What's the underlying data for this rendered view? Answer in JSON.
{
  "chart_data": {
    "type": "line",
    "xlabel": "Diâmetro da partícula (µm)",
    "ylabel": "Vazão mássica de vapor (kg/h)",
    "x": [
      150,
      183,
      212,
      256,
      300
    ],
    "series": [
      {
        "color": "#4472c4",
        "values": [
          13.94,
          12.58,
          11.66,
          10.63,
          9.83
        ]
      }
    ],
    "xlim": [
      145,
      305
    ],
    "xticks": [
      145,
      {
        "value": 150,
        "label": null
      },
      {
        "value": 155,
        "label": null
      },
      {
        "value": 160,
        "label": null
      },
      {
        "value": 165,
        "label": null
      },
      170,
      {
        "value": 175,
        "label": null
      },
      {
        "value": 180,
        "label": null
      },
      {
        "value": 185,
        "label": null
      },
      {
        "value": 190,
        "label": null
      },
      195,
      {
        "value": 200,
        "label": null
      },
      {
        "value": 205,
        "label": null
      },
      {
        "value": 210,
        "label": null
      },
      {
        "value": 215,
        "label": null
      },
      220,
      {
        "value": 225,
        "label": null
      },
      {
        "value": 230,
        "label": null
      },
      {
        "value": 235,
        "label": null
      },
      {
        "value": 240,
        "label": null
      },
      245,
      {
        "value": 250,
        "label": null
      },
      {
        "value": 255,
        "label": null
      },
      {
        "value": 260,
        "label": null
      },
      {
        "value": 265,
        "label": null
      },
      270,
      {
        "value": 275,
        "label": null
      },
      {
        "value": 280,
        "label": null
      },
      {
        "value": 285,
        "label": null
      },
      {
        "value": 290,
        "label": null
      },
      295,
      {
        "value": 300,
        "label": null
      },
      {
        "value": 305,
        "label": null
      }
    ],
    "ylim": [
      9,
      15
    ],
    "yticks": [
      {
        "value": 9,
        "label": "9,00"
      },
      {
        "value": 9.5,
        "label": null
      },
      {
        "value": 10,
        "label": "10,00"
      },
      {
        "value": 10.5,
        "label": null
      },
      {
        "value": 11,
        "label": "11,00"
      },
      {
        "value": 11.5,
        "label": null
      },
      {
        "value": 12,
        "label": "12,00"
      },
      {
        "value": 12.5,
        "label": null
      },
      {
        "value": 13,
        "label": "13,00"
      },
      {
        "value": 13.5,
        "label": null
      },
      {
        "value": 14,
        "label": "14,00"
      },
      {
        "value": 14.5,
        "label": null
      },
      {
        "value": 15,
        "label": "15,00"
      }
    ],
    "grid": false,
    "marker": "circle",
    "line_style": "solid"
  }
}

======

| Your instructions |
Copy each record from above without leaving any out.

| Answer to the task |
What's the underlying data for this rendered view? Answer in JSON.
{
  "chart_data": {
    "type": "line",
    "xlabel": "Diâmetro da partícula (µm)",
    "ylabel": "Vazão mássica de vapor (kg/h)",
    "x": [
      150,
      183,
      212,
      256,
      300
    ],
    "series": [
      {
        "color": "#4472c4",
        "values": [
          13.94,
          12.58,
          11.66,
          10.63,
          9.83
        ]
      }
    ],
    "xlim": [
      145,
      305
    ],
    "xticks": [
      145,
      {
        "value": 150,
        "label": null
      },
      {
        "value": 155,
        "label": null
      },
      {
        "value": 160,
        "label": null
      },
      {
        "value": 165,
        "label": null
      },
      170,
      {
        "value": 175,
        "label": null
      },
      {
        "value": 180,
        "label": null
      },
      {
        "value": 185,
        "label": null
      },
      {
        "value": 190,
        "label": null
      },
      195,
      {
        "value": 200,
        "label": null
      },
      {
        "value": 205,
        "label": null
      },
      {
        "value": 210,
        "label": null
      },
      {
        "value": 215,
        "label": null
      },
      220,
      {
        "value": 225,
        "label": null
      },
      {
        "value": 230,
        "label": null
      },
      {
        "value": 235,
        "label": null
      },
      {
        "value": 240,
        "label": null
      },
      245,
      {
        "value": 250,
        "label": null
      },
      {
        "value": 255,
        "label": null
      },
      {
        "value": 260,
        "label": null
      },
      {
        "value": 265,
        "label": null
      },
      270,
      {
        "value": 275,
        "label": null
      },
      {
        "value": 280,
        "label": null
      },
      {
        "value": 285,
        "label": null
      },
      {
        "value": 290,
        "label": null
      },
      295,
      {
        "value": 300,
        "label": null
      },
      {
        "value": 305,
        "label": null
      }
    ],
    "ylim": [
      9,
      15
    ],
    "yticks": [
      {
        "value": 9,
        "label": "9,00"
      },
      {
        "value": 9.5,
        "label": null
      },
      {
        "value": 10,
        "label": "10,00"
      },
      {
        "value": 10.5,
        "label": null
      },
      {
        "value": 11,
        "label": "11,00"
      },
      {
        "value": 11.5,
        "label": null
      },
      {
        "value": 12,
        "label": "12,00"
      },
      {
        "value": 12.5,
        "label": null
      },
      {
        "value": 13,
        "label": "13,00"
      },
      {
        "value": 13.5,
        "label": null
      },
      {
        "value": 14,
        "label": "14,00"
      },
      {
        "value": 14.5,
        "label": null
      },
      {
        "value": 15,
        "label": "15,00"
      }
    ],
    "grid": false,
    "marker": "circle",
    "line_style": "solid"
  }
}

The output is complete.